» **WORK TO BE COMPLETED**
Wherever the word "Evening" shows up in a line, please copy that line.

Rows from a dataset
_ _ _ _
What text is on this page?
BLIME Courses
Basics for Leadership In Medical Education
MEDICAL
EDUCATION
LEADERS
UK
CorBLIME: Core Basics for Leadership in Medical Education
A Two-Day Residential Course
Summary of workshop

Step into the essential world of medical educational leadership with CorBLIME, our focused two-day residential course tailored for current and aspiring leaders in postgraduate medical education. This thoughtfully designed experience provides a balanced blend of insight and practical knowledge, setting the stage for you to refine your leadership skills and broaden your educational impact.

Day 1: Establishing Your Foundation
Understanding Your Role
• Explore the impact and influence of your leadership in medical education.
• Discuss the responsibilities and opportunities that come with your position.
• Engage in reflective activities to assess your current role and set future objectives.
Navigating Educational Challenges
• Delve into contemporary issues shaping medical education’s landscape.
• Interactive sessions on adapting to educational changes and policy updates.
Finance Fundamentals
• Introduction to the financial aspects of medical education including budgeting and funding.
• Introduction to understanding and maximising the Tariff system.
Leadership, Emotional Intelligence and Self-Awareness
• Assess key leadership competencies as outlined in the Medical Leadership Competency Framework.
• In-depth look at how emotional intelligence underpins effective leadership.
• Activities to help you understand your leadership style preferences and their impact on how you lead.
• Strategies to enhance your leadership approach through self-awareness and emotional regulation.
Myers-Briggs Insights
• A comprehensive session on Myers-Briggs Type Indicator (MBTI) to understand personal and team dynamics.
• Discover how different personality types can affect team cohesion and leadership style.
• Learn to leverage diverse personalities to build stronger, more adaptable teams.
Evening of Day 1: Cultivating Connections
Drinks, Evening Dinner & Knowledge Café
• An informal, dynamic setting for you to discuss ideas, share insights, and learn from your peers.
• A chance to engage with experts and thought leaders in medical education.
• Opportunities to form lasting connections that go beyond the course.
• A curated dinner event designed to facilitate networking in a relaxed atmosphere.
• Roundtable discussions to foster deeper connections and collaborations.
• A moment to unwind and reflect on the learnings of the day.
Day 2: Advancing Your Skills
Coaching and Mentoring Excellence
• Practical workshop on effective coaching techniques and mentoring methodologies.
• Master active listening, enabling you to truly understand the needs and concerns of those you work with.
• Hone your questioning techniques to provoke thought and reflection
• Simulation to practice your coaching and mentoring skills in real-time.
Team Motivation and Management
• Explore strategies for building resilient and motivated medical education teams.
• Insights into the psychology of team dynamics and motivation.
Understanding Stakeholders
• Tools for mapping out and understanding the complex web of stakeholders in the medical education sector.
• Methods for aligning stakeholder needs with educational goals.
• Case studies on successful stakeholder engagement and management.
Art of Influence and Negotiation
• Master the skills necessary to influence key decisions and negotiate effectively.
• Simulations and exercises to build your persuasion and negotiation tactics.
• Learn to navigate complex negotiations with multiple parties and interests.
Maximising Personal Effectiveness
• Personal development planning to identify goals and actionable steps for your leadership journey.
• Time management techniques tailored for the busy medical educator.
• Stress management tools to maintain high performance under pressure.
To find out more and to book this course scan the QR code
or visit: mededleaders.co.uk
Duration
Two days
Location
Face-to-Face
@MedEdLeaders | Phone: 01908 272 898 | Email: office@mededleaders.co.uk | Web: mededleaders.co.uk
_ _ _ _
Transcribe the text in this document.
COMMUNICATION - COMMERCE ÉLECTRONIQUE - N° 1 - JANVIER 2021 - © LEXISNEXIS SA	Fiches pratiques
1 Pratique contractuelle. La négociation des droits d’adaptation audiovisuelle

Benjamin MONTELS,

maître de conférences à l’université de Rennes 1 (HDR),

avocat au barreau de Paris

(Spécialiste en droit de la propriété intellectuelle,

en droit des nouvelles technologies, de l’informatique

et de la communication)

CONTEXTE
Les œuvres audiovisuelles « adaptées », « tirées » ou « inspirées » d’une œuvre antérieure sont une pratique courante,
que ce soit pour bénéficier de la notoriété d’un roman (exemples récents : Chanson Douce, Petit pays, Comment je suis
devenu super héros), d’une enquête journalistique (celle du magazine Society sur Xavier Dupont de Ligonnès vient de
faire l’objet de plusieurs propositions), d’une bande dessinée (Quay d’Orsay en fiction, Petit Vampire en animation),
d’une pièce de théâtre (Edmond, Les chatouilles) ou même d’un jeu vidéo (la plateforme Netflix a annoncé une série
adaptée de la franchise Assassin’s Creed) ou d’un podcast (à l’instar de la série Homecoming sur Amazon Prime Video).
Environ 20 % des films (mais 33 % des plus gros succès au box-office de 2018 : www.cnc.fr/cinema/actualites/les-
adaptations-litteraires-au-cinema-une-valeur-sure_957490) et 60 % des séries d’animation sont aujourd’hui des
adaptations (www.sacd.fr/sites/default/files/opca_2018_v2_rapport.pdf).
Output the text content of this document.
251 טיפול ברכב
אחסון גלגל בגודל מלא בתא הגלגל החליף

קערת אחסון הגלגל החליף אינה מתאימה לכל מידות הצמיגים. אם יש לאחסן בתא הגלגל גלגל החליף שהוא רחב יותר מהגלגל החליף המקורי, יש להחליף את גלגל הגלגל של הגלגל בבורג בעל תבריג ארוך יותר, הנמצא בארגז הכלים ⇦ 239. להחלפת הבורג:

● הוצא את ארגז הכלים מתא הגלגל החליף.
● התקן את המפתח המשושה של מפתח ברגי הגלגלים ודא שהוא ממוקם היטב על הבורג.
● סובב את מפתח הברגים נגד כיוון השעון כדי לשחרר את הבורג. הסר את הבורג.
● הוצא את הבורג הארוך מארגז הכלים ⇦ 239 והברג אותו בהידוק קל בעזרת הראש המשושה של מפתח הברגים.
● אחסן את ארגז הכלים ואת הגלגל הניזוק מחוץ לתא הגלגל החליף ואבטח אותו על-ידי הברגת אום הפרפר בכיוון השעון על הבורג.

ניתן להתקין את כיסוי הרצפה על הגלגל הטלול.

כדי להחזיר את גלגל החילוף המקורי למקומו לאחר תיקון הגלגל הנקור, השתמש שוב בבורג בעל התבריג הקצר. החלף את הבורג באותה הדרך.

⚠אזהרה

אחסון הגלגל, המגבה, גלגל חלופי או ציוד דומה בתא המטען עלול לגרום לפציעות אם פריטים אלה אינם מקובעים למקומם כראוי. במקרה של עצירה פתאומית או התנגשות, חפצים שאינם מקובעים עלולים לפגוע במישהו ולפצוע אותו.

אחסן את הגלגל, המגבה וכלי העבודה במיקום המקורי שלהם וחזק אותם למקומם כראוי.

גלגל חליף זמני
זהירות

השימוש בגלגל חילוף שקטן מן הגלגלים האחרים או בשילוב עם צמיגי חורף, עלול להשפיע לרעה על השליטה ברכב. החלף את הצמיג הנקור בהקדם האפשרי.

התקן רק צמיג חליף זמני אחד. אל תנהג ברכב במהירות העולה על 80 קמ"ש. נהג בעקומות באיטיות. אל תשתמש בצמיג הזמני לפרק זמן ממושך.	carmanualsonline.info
_ _ _ _
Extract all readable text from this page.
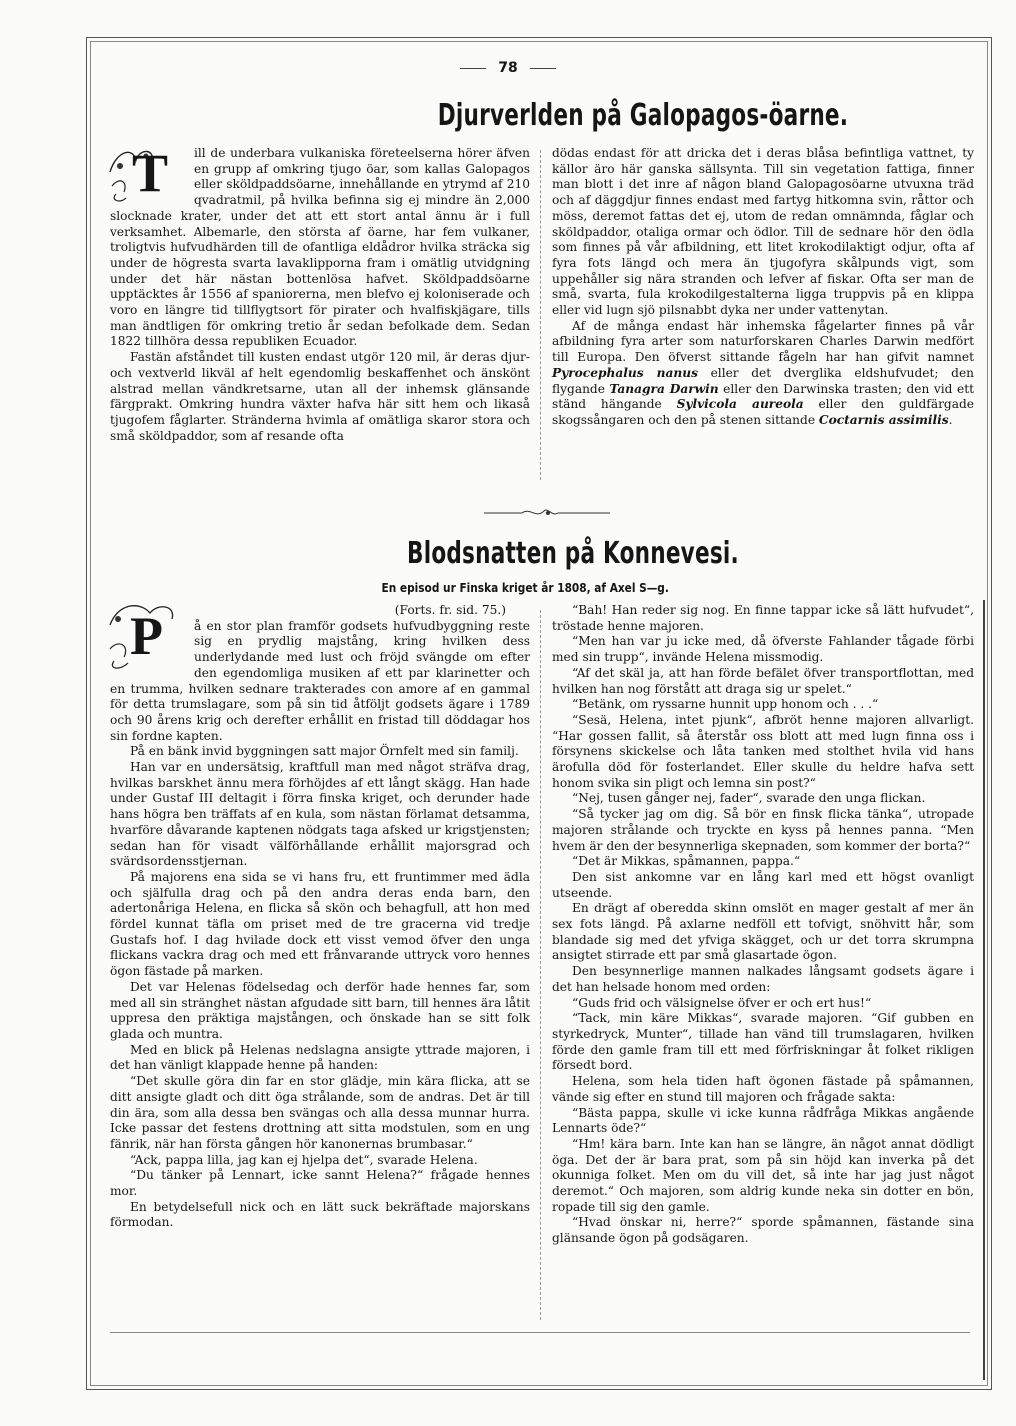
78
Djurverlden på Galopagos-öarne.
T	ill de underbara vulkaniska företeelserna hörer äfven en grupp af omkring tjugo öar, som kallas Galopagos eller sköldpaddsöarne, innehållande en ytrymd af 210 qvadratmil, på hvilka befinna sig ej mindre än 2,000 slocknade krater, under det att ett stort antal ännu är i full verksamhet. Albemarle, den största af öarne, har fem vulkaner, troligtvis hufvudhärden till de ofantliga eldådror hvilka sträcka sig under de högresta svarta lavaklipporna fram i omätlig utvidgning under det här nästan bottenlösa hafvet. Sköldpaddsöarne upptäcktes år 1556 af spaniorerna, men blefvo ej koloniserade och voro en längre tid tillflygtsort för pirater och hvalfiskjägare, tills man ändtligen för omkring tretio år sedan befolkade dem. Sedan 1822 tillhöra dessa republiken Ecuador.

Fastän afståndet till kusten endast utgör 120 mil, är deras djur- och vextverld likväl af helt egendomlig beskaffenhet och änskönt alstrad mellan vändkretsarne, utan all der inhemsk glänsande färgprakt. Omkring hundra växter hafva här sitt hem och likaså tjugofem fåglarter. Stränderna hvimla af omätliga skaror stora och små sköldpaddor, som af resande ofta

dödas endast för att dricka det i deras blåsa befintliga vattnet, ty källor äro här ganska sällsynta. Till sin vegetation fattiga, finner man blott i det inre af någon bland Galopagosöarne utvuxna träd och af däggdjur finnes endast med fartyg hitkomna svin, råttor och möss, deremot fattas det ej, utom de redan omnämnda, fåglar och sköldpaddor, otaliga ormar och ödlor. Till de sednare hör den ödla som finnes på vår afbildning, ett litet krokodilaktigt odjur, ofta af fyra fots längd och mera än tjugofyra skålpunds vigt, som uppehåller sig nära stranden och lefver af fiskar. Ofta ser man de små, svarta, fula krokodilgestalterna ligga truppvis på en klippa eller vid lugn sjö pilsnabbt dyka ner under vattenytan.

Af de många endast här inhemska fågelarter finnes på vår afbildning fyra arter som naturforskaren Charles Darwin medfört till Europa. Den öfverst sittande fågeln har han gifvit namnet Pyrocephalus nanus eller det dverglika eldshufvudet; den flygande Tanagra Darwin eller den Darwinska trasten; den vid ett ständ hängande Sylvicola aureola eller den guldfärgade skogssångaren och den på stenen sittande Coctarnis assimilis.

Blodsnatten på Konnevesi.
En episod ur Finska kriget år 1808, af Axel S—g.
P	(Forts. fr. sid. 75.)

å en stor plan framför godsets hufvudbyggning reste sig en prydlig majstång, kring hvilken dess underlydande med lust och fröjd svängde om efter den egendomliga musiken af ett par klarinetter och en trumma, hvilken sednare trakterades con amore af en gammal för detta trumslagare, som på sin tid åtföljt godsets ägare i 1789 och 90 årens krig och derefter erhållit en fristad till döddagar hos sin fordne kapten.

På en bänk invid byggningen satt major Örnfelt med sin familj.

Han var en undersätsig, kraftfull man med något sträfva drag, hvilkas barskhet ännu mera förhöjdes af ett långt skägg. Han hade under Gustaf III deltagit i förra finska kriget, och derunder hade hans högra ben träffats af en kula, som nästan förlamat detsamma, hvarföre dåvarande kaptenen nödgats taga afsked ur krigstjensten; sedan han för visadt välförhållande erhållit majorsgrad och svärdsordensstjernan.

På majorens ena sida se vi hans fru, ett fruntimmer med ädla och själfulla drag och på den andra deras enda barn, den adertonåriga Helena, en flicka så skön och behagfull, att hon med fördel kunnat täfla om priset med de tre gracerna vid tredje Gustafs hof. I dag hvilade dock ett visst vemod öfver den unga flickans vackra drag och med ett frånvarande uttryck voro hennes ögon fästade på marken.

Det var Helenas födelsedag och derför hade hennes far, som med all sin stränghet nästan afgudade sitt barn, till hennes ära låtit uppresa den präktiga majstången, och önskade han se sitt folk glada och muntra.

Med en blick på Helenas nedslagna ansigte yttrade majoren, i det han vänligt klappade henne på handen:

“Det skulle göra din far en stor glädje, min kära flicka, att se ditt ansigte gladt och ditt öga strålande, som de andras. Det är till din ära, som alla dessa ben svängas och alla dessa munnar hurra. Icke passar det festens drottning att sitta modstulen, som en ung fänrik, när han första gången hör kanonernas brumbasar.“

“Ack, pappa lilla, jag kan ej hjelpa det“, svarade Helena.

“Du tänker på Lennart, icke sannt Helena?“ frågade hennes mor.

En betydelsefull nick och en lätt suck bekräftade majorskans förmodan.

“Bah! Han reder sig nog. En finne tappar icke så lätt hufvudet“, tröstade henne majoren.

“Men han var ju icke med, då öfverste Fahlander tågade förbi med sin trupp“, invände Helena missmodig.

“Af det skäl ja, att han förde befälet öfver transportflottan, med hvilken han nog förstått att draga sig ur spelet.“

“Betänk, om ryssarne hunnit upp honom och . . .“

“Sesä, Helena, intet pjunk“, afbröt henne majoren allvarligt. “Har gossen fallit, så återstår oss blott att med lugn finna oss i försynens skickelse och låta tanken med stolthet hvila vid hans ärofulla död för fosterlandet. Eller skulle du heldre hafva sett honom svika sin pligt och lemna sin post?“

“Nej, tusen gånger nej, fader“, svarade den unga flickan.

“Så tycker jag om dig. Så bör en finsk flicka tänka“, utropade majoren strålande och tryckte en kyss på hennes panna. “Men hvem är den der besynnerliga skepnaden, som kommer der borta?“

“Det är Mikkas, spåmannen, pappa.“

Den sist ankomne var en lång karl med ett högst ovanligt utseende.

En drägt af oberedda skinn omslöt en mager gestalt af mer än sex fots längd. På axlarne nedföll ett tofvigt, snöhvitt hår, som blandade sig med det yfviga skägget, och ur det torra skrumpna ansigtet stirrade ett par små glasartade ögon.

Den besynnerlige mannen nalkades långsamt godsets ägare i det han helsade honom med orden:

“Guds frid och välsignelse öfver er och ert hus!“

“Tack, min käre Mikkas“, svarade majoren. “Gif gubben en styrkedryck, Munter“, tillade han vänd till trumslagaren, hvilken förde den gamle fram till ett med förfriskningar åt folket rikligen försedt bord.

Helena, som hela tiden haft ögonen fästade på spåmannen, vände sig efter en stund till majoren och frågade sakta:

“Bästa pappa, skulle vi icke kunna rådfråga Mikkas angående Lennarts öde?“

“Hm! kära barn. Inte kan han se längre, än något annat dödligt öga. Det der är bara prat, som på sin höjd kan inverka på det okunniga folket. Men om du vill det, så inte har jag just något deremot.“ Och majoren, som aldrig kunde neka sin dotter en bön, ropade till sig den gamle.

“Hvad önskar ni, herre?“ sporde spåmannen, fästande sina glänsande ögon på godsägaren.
_ _ _ _
» **OUTPUT OF THE TASK**
Evening of Day 1: Cultivating Connections
Drinks, Evening Dinner & Knowledge Café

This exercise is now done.